Start of Given information

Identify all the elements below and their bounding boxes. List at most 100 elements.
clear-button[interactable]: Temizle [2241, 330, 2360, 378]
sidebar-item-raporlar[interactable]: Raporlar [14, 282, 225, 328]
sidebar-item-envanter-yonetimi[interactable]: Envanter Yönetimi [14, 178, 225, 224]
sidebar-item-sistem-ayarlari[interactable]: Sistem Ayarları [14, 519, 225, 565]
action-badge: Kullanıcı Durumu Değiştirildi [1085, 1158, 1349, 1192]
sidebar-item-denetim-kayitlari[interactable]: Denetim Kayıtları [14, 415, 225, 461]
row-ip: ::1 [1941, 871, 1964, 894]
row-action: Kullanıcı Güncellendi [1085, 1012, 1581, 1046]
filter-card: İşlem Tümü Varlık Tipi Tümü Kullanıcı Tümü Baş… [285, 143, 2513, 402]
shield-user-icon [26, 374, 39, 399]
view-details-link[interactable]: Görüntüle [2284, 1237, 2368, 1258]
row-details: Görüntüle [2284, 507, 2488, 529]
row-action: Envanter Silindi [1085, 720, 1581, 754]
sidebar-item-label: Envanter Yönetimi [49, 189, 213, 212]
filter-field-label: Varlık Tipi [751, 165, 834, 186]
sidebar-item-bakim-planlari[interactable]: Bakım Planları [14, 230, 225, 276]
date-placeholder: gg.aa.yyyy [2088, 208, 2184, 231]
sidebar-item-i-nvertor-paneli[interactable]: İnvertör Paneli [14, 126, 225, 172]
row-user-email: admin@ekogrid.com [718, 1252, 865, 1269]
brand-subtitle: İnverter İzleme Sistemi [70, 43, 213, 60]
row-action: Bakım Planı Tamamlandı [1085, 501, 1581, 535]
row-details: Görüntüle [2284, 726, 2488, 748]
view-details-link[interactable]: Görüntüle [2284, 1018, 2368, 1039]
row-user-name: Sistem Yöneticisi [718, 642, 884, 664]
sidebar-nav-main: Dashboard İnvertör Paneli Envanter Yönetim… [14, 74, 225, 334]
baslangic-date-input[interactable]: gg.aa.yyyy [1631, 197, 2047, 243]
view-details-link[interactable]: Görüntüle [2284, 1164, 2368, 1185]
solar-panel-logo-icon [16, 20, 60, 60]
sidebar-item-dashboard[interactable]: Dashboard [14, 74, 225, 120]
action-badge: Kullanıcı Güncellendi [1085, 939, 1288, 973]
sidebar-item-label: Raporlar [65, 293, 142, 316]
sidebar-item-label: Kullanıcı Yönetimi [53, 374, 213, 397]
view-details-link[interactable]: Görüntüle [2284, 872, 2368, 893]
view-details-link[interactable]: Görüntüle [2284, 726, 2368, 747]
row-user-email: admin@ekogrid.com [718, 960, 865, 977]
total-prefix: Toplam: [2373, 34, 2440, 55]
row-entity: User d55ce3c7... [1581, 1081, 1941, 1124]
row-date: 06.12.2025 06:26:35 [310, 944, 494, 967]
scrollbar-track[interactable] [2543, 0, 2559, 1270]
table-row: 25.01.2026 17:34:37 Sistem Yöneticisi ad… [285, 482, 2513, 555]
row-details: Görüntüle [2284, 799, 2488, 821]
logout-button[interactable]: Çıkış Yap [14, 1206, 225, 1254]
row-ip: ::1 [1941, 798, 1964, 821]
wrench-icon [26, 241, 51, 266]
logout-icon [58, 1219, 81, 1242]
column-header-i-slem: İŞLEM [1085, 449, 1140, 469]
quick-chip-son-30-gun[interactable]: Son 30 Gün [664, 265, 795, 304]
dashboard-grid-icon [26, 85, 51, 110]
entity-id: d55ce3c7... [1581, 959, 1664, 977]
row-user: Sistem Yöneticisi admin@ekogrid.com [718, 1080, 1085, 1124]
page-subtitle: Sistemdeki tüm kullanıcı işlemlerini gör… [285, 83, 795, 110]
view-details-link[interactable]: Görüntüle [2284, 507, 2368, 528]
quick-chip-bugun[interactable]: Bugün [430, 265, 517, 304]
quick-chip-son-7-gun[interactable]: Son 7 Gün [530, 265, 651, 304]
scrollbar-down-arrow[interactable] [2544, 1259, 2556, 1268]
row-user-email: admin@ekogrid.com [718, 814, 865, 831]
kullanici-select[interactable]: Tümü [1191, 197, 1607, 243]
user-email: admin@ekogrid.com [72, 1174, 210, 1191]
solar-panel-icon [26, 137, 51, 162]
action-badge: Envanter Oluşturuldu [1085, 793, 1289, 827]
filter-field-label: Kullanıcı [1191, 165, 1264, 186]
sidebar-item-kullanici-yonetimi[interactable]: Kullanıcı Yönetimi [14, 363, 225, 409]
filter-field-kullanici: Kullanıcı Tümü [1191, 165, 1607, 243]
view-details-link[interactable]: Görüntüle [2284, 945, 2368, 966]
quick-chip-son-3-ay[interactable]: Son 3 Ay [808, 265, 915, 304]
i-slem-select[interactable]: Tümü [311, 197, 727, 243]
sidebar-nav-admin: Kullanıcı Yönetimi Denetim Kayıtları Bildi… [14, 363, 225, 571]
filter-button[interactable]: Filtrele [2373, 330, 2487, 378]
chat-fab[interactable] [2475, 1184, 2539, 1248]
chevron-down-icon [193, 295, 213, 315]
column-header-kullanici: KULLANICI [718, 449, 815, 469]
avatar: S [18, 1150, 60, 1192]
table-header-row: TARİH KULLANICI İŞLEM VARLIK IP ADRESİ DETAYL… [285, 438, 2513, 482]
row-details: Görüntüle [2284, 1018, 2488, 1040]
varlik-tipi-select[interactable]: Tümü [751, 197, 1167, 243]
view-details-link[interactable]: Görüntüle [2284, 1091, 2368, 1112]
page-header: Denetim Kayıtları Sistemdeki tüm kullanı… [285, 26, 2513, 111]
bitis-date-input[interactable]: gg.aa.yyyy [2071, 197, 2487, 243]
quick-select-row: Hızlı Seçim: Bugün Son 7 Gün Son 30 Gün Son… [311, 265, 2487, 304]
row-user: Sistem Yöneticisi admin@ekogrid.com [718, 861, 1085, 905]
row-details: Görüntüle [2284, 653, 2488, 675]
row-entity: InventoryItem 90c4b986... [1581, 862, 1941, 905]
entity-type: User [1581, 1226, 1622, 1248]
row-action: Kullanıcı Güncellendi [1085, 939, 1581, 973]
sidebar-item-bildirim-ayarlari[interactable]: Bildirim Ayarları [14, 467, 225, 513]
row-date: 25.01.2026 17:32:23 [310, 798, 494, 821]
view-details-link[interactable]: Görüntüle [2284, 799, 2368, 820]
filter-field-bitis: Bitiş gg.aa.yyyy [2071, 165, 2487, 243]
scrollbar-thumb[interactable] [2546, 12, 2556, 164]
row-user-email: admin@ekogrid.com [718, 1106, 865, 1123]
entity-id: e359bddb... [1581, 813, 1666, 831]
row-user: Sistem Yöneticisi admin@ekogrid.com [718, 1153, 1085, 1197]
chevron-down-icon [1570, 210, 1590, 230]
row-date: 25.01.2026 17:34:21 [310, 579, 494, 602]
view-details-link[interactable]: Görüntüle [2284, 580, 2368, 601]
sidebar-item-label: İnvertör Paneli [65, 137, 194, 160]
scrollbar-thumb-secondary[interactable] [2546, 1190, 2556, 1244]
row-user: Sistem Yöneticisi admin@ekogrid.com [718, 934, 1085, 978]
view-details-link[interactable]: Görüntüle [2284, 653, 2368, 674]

End of Given information

The problem: Print all of the records above again line by line, with no changes.

Result for this exercise:
Identify all the elements below and their bounding boxes. List at most 100 elements.
clear-button[interactable]: Temizle [2241, 330, 2360, 378]
sidebar-item-raporlar[interactable]: Raporlar [14, 282, 225, 328]
sidebar-item-envanter-yonetimi[interactable]: Envanter Yönetimi [14, 178, 225, 224]
sidebar-item-sistem-ayarlari[interactable]: Sistem Ayarları [14, 519, 225, 565]
action-badge: Kullanıcı Durumu Değiştirildi [1085, 1158, 1349, 1192]
sidebar-item-denetim-kayitlari[interactable]: Denetim Kayıtları [14, 415, 225, 461]
row-ip: ::1 [1941, 871, 1964, 894]
row-action: Kullanıcı Güncellendi [1085, 1012, 1581, 1046]
filter-card: İşlem Tümü Varlık Tipi Tümü Kullanıcı Tümü Baş… [285, 143, 2513, 402]
shield-user-icon [26, 374, 39, 399]
view-details-link[interactable]: Görüntüle [2284, 1237, 2368, 1258]
row-details: Görüntüle [2284, 507, 2488, 529]
row-action: Envanter Silindi [1085, 720, 1581, 754]
sidebar-item-label: Envanter Yönetimi [49, 189, 213, 212]
filter-field-label: Varlık Tipi [751, 165, 834, 186]
sidebar-item-bakim-planlari[interactable]: Bakım Planları [14, 230, 225, 276]
date-placeholder: gg.aa.yyyy [2088, 208, 2184, 231]
sidebar-item-i-nvertor-paneli[interactable]: İnvertör Paneli [14, 126, 225, 172]
row-user-email: admin@ekogrid.com [718, 1252, 865, 1269]
brand-subtitle: İnverter İzleme Sistemi [70, 43, 213, 60]
row-action: Bakım Planı Tamamlandı [1085, 501, 1581, 535]
row-details: Görüntüle [2284, 726, 2488, 748]
view-details-link[interactable]: Görüntüle [2284, 1018, 2368, 1039]
row-user-name: Sistem Yöneticisi [718, 642, 884, 664]
sidebar-nav-main: Dashboard İnvertör Paneli Envanter Yönetim… [14, 74, 225, 334]
baslangic-date-input[interactable]: gg.aa.yyyy [1631, 197, 2047, 243]
view-details-link[interactable]: Görüntüle [2284, 1164, 2368, 1185]
solar-panel-logo-icon [16, 20, 60, 60]
sidebar-item-dashboard[interactable]: Dashboard [14, 74, 225, 120]
action-badge: Kullanıcı Güncellendi [1085, 939, 1288, 973]
sidebar-item-label: Raporlar [65, 293, 142, 316]
sidebar-item-label: Kullanıcı Yönetimi [53, 374, 213, 397]
view-details-link[interactable]: Görüntüle [2284, 872, 2368, 893]
view-details-link[interactable]: Görüntüle [2284, 726, 2368, 747]
row-user-email: admin@ekogrid.com [718, 960, 865, 977]
total-prefix: Toplam: [2373, 34, 2440, 55]
row-entity: User d55ce3c7... [1581, 1081, 1941, 1124]
row-date: 06.12.2025 06:26:35 [310, 944, 494, 967]
scrollbar-track[interactable] [2543, 0, 2559, 1270]
table-row: 25.01.2026 17:34:37 Sistem Yöneticisi ad… [285, 482, 2513, 555]
row-details: Görüntüle [2284, 799, 2488, 821]
logout-button[interactable]: Çıkış Yap [14, 1206, 225, 1254]
row-ip: ::1 [1941, 798, 1964, 821]
wrench-icon [26, 241, 51, 266]
logout-icon [58, 1219, 81, 1242]
column-header-i-slem: İŞLEM [1085, 449, 1140, 469]
quick-chip-son-30-gun[interactable]: Son 30 Gün [664, 265, 795, 304]
dashboard-grid-icon [26, 85, 51, 110]
entity-id: d55ce3c7... [1581, 959, 1664, 977]
row-user: Sistem Yöneticisi admin@ekogrid.com [718, 1080, 1085, 1124]
page-subtitle: Sistemdeki tüm kullanıcı işlemlerini gör… [285, 83, 795, 110]
view-details-link[interactable]: Görüntüle [2284, 507, 2368, 528]
quick-chip-bugun[interactable]: Bugün [430, 265, 517, 304]
quick-chip-son-7-gun[interactable]: Son 7 Gün [530, 265, 651, 304]
scrollbar-down-arrow[interactable] [2544, 1259, 2556, 1268]
row-user-email: admin@ekogrid.com [718, 814, 865, 831]
kullanici-select[interactable]: Tümü [1191, 197, 1607, 243]
user-email: admin@ekogrid.com [72, 1174, 210, 1191]
solar-panel-icon [26, 137, 51, 162]
action-badge: Envanter Oluşturuldu [1085, 793, 1289, 827]
filter-field-label: Kullanıcı [1191, 165, 1264, 186]
sidebar-item-kullanici-yonetimi[interactable]: Kullanıcı Yönetimi [14, 363, 225, 409]
filter-field-kullanici: Kullanıcı Tümü [1191, 165, 1607, 243]
view-details-link[interactable]: Görüntüle [2284, 945, 2368, 966]
quick-chip-son-3-ay[interactable]: Son 3 Ay [808, 265, 915, 304]
i-slem-select[interactable]: Tümü [311, 197, 727, 243]
sidebar-nav-admin: Kullanıcı Yönetimi Denetim Kayıtları Bildi… [14, 363, 225, 571]
filter-button[interactable]: Filtrele [2373, 330, 2487, 378]
chat-fab[interactable] [2475, 1184, 2539, 1248]
chevron-down-icon [193, 295, 213, 315]
column-header-kullanici: KULLANICI [718, 449, 815, 469]
avatar: S [18, 1150, 60, 1192]
table-header-row: TARİH KULLANICI İŞLEM VARLIK IP ADRESİ DETAYL… [285, 438, 2513, 482]
row-details: Görüntüle [2284, 1018, 2488, 1040]
varlik-tipi-select[interactable]: Tümü [751, 197, 1167, 243]
view-details-link[interactable]: Görüntüle [2284, 1091, 2368, 1112]
page-header: Denetim Kayıtları Sistemdeki tüm kullanı… [285, 26, 2513, 111]
bitis-date-input[interactable]: gg.aa.yyyy [2071, 197, 2487, 243]
quick-select-row: Hızlı Seçim: Bugün Son 7 Gün Son 30 Gün Son… [311, 265, 2487, 304]
row-user: Sistem Yöneticisi admin@ekogrid.com [718, 861, 1085, 905]
row-details: Görüntüle [2284, 653, 2488, 675]
row-entity: InventoryItem 90c4b986... [1581, 862, 1941, 905]
entity-type: User [1581, 1226, 1622, 1248]
row-action: Kullanıcı Güncellendi [1085, 939, 1581, 973]
sidebar-item-bildirim-ayarlari[interactable]: Bildirim Ayarları [14, 467, 225, 513]
row-date: 25.01.2026 17:32:23 [310, 798, 494, 821]
view-details-link[interactable]: Görüntüle [2284, 799, 2368, 820]
filter-field-bitis: Bitiş gg.aa.yyyy [2071, 165, 2487, 243]
scrollbar-thumb[interactable] [2546, 12, 2556, 164]
row-user-email: admin@ekogrid.com [718, 1106, 865, 1123]
entity-id: e359bddb... [1581, 813, 1666, 831]
row-user: Sistem Yöneticisi admin@ekogrid.com [718, 1153, 1085, 1197]
chevron-down-icon [1570, 210, 1590, 230]
row-date: 25.01.2026 17:34:21 [310, 579, 494, 602]
view-details-link[interactable]: Görüntüle [2284, 580, 2368, 601]
sidebar-item-label: İnvertör Paneli [65, 137, 194, 160]
scrollbar-thumb-secondary[interactable] [2546, 1190, 2556, 1244]
row-user: Sistem Yöneticisi admin@ekogrid.com [718, 934, 1085, 978]
view-details-link[interactable]: Görüntüle [2284, 653, 2368, 674]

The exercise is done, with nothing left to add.